### 練習任務
• a. 在質粒DNA提取實驗一文中,溶液II由哪些成分組成?
• b. 請接續質粒DNA提取實驗一文的最後一句,往下續寫其內容。

### 節選文本

━━━━

實驗目的
1.掌握堿裂解法小量提取質粒DNA的原理和方法。
2.掌握瓊脂糖凝膠電泳檢測質粒DNA方法。
3.熟悉質粒DNA提取與真核細胞核DNA提取的異同點。
實驗原理
在pH值為12.0~12.6的堿性環境中,在去垢劑SDS的作用下,細菌的細胞壁與細胞膜均破裂,釋放出大量的染色體DNA、RNA及質粒
DNA。此時,所有雙鏈DNA解聚成單鏈,但質粒DNA仍保持環狀。當pH值恢復到中性時,在高鹽濃度下,大分子量的染色體DNA只是部分復性,相互交織成不溶性的網狀結構,與細胞碎片、部分蛋白質和大分子量的RNA一起沉淀,并可通過離心除去。而環狀的質粒DNA可以完全復性,溶解于上清中,從而達到初步分離的目的。
采用改進SDS-堿裂解法裂解細胞,離心吸附柱內的硅基質膜在高鹽、低pH值狀態下選擇性地結合溶液中的質粒DNA,再通過漂洗液將雜質和其他細菌成分去除,最后以低鹽、高pH值的洗脫緩沖液將純凈質粒DNA從硅基質膜上洗脫。
操作步驟
1.取1.5ml過夜培養的菌液,12000 rpm,離心30s,棄上清,盡可能倒干,收集菌體沉淀。
2.用100μl 溶液I(50mmol/L Tris-HCl pH8.0, 10mmol/L EDTA)重懸菌體沉淀,Tip吹打至徹底懸浮。
3.加入150μl 溶液II(0.2mol/L NaOH, 1% SDS),輕輕顛倒混勻4~6次,使充分菌體充分裂解,室溫放置5
min,直至溶液變得清亮。
4.加入150μl 溶液III(4mol/L 鹽酸胍,0.5mol/L KAc pH4.2),立即溫和顛倒混勻4~6次。室溫放置5 min,12000
rpm離心10 min,小心吸取上清。
5.加入400μl 結合緩沖液(5mol/L 鹽酸胍,20mmol/L Tris-HCl pH6.6,
37.5%乙醇)于離心吸附柱中,然后將步驟4中的上清加入吸附柱中(不要將沉淀移入吸附柱),混勻,套入收集管中,12000 rpm離心30
s,倒掉收集管中的廢液。
6.加入750μl 漂洗液(20mmol/L NaCl, 2mmol/L Tris-HCl pH7.5, 80%乙醇)于離心吸附柱中,靜置1min
,12000 rpm離心15 s,倒掉收集管中廢液。
7.重復步驟6一次。

━━━━

### 提取資料
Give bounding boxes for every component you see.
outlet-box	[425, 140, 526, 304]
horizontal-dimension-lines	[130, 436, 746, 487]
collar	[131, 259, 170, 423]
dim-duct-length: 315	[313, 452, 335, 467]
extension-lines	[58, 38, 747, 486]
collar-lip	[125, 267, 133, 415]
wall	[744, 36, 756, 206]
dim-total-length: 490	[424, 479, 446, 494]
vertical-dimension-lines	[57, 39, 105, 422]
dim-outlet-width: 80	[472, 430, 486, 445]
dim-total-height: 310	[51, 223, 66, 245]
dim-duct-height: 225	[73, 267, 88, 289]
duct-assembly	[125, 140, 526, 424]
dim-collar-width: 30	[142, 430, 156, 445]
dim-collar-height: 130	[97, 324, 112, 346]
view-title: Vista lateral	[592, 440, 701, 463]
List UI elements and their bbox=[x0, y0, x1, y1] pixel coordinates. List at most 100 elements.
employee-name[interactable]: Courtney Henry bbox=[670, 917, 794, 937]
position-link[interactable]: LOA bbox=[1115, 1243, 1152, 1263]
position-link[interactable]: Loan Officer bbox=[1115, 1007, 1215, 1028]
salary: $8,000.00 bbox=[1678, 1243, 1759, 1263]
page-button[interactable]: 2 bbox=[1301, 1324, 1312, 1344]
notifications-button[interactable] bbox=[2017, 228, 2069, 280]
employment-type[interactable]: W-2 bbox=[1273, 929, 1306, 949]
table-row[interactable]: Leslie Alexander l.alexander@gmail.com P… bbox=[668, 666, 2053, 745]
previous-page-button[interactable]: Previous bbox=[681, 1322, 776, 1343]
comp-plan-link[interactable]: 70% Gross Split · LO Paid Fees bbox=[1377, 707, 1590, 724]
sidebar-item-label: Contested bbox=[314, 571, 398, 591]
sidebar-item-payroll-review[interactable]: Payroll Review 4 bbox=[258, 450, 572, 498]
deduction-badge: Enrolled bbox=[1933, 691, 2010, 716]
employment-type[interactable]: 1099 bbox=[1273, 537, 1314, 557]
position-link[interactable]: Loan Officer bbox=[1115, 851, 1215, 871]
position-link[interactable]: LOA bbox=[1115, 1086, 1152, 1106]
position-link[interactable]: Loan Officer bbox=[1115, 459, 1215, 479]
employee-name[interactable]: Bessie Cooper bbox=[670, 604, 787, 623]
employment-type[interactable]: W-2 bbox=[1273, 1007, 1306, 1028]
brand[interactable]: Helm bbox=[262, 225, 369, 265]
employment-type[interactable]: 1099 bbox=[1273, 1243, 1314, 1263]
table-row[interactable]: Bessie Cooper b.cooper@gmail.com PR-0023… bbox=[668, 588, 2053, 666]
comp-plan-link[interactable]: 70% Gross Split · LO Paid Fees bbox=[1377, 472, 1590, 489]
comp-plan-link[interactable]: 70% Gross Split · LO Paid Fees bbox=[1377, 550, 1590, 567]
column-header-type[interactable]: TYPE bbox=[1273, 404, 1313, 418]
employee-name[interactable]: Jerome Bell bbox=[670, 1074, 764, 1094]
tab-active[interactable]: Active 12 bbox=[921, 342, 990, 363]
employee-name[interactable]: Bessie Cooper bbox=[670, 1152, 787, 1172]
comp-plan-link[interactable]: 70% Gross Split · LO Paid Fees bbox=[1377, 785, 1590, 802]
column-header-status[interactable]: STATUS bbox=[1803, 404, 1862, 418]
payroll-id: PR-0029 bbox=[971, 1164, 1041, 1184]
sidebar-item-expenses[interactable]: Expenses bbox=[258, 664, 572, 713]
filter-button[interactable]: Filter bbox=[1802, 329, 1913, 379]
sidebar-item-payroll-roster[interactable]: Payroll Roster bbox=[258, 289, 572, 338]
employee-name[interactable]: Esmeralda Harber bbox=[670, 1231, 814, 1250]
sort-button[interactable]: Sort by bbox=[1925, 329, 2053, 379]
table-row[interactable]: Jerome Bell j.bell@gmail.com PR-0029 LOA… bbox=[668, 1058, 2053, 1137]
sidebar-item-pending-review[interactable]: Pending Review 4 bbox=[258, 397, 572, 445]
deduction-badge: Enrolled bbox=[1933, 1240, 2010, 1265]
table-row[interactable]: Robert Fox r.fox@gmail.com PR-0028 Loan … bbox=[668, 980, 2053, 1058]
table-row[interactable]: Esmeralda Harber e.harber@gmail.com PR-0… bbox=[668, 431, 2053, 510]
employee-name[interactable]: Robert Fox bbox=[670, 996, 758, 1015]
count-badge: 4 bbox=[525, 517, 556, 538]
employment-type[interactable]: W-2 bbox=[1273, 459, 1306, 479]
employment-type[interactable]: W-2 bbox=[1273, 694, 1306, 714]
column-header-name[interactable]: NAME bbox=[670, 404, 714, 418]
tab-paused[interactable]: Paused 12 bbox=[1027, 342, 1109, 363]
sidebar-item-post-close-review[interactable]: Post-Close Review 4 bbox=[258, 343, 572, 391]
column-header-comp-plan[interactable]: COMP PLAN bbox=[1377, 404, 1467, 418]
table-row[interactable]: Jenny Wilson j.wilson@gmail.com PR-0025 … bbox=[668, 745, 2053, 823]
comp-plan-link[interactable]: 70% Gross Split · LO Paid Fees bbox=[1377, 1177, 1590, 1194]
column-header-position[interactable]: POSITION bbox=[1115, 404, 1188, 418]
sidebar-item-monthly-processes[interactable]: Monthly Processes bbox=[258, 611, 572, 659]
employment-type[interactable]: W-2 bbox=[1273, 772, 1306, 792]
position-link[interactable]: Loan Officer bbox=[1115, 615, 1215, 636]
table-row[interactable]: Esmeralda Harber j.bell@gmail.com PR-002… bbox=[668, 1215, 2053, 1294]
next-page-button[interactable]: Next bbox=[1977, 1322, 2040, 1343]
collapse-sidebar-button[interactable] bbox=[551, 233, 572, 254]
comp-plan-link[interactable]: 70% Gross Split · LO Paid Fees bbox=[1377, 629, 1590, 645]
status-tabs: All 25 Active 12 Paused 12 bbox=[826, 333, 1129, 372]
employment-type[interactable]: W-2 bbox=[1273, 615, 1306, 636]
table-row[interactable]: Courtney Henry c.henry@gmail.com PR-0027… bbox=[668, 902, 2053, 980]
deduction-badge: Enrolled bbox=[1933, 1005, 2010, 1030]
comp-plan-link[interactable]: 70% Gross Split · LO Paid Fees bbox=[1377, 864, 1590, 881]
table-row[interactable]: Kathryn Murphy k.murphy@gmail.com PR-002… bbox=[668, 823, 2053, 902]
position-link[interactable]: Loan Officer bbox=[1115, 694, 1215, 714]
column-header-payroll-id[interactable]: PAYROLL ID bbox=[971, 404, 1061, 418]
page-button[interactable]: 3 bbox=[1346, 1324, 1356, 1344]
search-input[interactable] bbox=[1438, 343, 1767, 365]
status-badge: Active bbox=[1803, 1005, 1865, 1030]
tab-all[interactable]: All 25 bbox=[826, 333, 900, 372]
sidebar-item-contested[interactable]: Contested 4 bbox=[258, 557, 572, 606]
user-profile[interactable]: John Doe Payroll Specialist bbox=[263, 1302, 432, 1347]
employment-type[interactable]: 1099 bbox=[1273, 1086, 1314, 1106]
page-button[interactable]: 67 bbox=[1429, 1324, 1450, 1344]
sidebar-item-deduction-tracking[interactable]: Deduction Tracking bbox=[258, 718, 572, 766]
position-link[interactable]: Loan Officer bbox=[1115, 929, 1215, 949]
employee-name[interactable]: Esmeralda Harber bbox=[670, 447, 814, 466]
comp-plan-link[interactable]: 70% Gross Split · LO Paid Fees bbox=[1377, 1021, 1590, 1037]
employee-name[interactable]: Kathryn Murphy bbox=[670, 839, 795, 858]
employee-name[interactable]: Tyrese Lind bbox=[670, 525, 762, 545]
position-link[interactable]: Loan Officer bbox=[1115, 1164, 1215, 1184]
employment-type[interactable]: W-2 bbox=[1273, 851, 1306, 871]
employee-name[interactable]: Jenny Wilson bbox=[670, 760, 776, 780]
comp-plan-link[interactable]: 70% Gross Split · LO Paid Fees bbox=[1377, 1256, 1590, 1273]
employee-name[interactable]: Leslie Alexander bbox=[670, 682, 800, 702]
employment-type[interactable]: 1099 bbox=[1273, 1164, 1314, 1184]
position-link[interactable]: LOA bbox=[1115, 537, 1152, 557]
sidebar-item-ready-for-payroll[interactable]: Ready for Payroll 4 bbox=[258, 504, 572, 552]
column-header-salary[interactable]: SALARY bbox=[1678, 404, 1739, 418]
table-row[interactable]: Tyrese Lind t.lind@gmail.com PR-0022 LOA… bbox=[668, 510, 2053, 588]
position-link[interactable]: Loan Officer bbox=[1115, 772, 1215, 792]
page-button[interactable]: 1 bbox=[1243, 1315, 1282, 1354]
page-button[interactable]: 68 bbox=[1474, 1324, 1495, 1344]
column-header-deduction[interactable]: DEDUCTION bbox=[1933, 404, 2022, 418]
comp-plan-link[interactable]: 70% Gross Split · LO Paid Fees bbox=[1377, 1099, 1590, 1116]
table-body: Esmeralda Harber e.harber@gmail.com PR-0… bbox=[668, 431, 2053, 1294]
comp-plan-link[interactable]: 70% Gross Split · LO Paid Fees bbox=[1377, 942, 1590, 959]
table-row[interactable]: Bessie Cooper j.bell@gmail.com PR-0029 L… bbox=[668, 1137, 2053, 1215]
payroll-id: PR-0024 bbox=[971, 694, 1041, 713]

━━━━

### 參考答案
• a. 0.2mol/L NaOH 和 1% SDS。

• b.
8.再次于12000 rpm空離心2 min,盡量除去漂洗緩沖液中的乙醇。
9.取出離心吸附柱,將其套入一個干凈的1.5ml Eppendorf管中,在硅基質膜中央部位加入50μl洗脫緩沖液(10mmol/L
Tris-HCl, 1mmol/L EDTA pH8.0),室溫放置2 min,12000 rpm離心1 min。
10.丟棄離心吸附柱,溶液中含有目的質粒DNA,置于4℃或-20℃保存。
注意事項
1.
所用器具必須嚴格清洗,最后要用雙蒸水沖洗3次,凡可以進行滅菌的試劑與器具都要經過高壓蒸汽滅菌,防止外源性核酸酶對DNA的降解以及其他雜質的污染。
2. 細菌培養容器最好用三角燒瓶,其容量至少應為培養液體積的四倍,從而保證氧氣的供應。細菌培養不要超過16
h,否則細菌會崩解,引起細菌大量死亡,導致質粒丟失。
3. 溶液I在用前加入RNase A,并置于4℃保存。
4. 在堿裂解提質粒的方法中,關鍵之一是加入溶液III的時機,這決定了DNA變性與復性的時間。既要使溶液II
與染色體DNA充分作用使之變性,又要保證質粒DNA不會因作用時間過久而發生不可逆的變性。若質粒變性過度,將引起提取效率下降、內切酶切割困難等一系列問題。因此,加入溶液II切忌劇烈振蕩,時間不應超過5
mins。
5. 加溶液溶液III離心后,倘若上清中還有微小白色沉淀,可再次離心后取上清。
6. 本試劑盒優點:快速、方便;產量高、純度好;毒性低:采用硅基質膜離心柱純化質粒DNA,不需酚、氯仿抽提。